Melatonin can protect LDL-C from oxidation. Other effects include prevention of degenerative disease by protecting DNA, lipids, and proteins from free radical damage. A systematic review of the animal studies and clinical trials showed its beneficial effect on TChol, TGs, LDL-C, lipid peroxidase, TNF-α, body weight, susceptibility of LDL-C to oxidation, HDL-C level, and antioxidative enzymes and glutathion levels. It influences the cholesterol metabolism via modulating the macrophage activity and regulating the secretion of pro-inflammatory cytokines. However, assessment of its safety and efficacy in long-term is required [134, 135].

Mixture of natural products as lipid-lowering agents

The combination of Guggul, Terminalia belerica, Terminalia chebula, Embelica officinalis, ginger, long pepper, and black pepper isshown to significantly decrease TChol, and HDL-C levels versus control group [131]. Other mixtures that have shown beneficial effects on hyperlipidemia includes: extract of theaflovin, green tea catechins, and other tea polyphenols that produced significant decrease in TChol, and LDL-C, and non-significant increase in HDL-C and TGs [131].

Metabolic syndrome

According to National Cholesterol Education Program Third Adult Treatment Panel (NCEP ATP III), metabolic syndrome (MetS) is characterized by a cluster of three or more features; hyperglycemia, hypertriglyceridemia, low level of HDL-C, and central obesity [136]. The prevalence of MetS has reached epidemic due to increase in its components. Culminate MetS components together could result in 5, and 3 fold increase in the risk of T2DM and CVD, respectively. In addition, MetS is associated with major cardiovascular events and a high mortality rate [137].

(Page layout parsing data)
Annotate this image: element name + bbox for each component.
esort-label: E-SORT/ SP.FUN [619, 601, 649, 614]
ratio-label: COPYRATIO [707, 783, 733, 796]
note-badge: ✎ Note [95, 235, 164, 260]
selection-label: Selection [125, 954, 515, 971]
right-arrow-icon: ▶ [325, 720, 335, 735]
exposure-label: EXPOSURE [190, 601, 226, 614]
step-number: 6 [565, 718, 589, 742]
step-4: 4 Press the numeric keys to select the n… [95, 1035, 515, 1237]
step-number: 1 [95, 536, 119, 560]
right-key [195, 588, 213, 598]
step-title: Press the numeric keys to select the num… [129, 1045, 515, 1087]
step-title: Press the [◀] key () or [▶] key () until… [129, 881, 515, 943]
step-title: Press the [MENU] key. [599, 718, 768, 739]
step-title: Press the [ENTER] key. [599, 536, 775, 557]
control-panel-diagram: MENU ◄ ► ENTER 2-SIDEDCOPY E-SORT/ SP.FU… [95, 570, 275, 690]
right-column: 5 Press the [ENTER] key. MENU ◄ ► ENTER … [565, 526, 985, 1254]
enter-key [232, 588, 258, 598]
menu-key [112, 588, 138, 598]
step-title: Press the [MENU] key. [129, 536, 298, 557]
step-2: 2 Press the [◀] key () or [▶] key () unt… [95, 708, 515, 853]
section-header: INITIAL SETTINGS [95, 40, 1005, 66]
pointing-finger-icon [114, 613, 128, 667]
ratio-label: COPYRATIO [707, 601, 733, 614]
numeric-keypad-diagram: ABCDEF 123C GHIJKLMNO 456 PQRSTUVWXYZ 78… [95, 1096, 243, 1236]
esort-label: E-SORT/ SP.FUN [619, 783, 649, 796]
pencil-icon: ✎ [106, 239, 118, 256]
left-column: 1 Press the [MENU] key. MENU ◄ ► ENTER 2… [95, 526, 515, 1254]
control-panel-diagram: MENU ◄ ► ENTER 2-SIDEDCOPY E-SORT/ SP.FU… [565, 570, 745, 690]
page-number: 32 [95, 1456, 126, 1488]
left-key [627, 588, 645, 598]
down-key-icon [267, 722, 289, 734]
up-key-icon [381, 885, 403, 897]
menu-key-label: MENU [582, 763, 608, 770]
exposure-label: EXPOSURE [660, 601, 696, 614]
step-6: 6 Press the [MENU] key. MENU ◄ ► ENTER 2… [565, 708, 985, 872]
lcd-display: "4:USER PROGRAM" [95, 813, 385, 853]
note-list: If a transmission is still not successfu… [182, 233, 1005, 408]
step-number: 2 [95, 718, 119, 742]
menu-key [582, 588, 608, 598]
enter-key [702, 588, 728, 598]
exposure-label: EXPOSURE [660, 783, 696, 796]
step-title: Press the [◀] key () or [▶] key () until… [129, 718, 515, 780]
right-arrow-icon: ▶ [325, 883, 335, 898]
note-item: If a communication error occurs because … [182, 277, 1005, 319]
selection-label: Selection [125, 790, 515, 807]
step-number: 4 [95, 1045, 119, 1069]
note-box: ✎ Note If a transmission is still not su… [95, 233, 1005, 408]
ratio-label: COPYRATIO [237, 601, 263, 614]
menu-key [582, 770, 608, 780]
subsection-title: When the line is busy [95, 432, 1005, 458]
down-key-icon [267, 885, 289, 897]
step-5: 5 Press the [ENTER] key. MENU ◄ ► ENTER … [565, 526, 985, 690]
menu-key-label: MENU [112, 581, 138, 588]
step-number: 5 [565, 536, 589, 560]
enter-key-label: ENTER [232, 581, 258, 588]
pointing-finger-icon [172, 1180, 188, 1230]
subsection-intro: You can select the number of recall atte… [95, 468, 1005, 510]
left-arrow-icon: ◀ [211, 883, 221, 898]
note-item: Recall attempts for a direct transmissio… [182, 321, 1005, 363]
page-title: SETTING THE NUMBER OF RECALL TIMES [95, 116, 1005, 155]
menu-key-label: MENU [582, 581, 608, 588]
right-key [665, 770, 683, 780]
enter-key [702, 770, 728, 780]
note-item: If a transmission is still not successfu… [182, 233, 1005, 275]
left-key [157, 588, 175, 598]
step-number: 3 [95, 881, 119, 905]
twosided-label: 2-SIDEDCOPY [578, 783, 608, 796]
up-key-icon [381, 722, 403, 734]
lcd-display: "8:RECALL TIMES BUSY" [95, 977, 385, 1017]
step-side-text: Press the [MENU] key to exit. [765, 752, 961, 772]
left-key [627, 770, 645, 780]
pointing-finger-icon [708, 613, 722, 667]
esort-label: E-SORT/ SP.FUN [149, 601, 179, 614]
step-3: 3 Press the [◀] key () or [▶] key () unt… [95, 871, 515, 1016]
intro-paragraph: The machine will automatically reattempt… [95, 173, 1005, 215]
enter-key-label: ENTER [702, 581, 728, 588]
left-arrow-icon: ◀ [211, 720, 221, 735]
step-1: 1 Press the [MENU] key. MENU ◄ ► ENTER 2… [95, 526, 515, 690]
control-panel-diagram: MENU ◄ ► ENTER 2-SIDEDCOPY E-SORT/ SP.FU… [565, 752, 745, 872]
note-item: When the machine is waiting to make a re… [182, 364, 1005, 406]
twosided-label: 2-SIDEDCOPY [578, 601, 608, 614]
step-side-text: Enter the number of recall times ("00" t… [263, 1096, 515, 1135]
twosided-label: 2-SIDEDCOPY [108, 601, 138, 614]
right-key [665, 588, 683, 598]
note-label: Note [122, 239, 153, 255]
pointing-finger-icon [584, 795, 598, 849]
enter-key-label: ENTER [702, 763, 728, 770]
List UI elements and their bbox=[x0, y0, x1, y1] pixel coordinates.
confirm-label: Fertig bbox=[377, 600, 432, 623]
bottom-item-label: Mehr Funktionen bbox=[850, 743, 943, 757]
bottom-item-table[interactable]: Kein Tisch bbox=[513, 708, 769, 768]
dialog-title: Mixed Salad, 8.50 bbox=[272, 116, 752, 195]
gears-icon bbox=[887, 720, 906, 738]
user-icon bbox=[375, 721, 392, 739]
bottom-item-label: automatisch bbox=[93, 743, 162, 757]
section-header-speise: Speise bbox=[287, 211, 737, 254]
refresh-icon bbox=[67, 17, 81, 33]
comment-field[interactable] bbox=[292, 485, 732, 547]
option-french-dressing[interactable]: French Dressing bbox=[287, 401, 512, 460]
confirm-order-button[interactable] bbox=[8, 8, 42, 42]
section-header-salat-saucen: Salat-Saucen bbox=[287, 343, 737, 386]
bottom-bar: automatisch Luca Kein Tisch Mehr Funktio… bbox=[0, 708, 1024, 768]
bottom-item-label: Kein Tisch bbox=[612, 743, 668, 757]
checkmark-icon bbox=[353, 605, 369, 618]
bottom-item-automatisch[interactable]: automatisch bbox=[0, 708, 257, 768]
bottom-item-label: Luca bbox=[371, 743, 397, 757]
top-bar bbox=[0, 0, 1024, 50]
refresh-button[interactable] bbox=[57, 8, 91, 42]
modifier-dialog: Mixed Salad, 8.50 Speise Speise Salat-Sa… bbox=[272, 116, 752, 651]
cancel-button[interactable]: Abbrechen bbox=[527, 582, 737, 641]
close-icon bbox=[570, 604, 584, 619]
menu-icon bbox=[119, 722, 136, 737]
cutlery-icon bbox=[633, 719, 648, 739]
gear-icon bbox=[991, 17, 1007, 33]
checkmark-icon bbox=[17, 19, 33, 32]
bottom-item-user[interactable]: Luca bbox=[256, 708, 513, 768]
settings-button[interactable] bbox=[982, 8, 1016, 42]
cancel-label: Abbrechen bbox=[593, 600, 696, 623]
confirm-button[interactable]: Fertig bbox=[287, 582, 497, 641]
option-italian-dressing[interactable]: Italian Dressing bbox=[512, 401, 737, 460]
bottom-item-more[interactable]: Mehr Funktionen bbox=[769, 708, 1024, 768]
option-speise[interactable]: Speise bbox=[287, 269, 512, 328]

● **ACTIONS TO TAKE**:
A - Reproduce the cholesterol excerpt starting at "Mixture of natural" and ending at "and TGs [131].", switching "ginger" to "turmeric".
B - Name every ingredient in the combination that the cholesterol excerpt says significantly decreases TChol and HDL-C levels.
C - Extend the cholesterol excerpt beyond its final sentence.

● **YOUR RESPONSES**:
A -
Mixture of natural products as lipid-lowering agents

The combination of Guggul, Terminalia belerica, Terminalia chebula, Embelica officinalis, turmeric, long pepper, and black pepper isshown to significantly decrease TChol, and HDL-C levels versus control group [131]. Other mixtures that have shown beneficial effects on hyperlipidemia includes: extract of theaflovin, green tea catechins, and other tea polyphenols that produced significant decrease in TChol, and LDL-C, and non-significant increase in HDL-C and TGs [131].

B - Guggul, Terminalia belerica, Terminalia chebula, Embelica officinalis, ginger, long pepper, black pepper

C -
Pathophysiology of MetS

Most subjects with MetS are obese. Increase in adipose tissue results in elevation of serum FFA and other adipokines. Increase in FFA induces the insulin resistance, elevates the plasma glucose, and in long term impairs the β-cell function. Elevated FFA also lead to increase in hepatic glucose output, worsening of hyperglycemia, elevation of TGs, and attenuation of HDL-C. Obesity is also associated with an increase in blood pressure with an unknown mechanism. Moreover, MetS, as a proinflammatory and prothrombotic state, is associated with an increase in CRP, interleukin-6, and PAI-1 levels that results in insulin resistance predisposition [138, 139]. In addition to genetic susceptibility, and systemic inflammation, oxidative stress has an important role in pathogenesis of MetS, similar to its role in pathogenesis of each component of MetS. Moreover, all MetS components have adverse effects on endothelium, and endothelial dysfunction is prevalent in MetS patients, an event thatis responsiblefor increased risk of T2DM and cardiovascular disease in MetS subjects [140, 141]. So it is expected that subjects with more components of MetS have a higher level of oxidative stress biomarkers.

Pharmacological treatment of MetS

MetS is a multifaceted health problem that can not be treated with a single agent. Although, the first step is to have a healthy lifestyle, due to difficulty in initiating and maintaining a healthy lifestyle, a targeted approach for intensive management of all components of MetS is required. Since, in previous sections pharmacotherapy of each component was discussed, here we briefly introduce the remaining medications.

Currently available anti-MetS drugs

Recommended anti-obesity drugs are: Locaserin, PHE/TPM, and sustained release Bupropion/Naltrexone that their main therapeutic target is central obesity. TZDs, Metformin, GLP-1 agonists, and SGLT-2 inhibitors are recommended as anti-hyperglycemic agents. Statins are recommended as anti-hypertriglyceridemia, while fibrates are recommended in subjects with high levels of TGs, or low level of HDL-C. It is shown that Cilostazol, a selective phosphodiesterase-3 inhibitor, as an anti-thrombotic agent, improves the hypertriglyceridemia, and low level of HDL-C. Finally, angiotensin converting enzyme inhibitors or angiotensin receptor blockersare recommended for hypertension [142]. Most of new target therapies for diabetes and obesity such as miRNA, Nrf2 activators could be useful for MetS treatment.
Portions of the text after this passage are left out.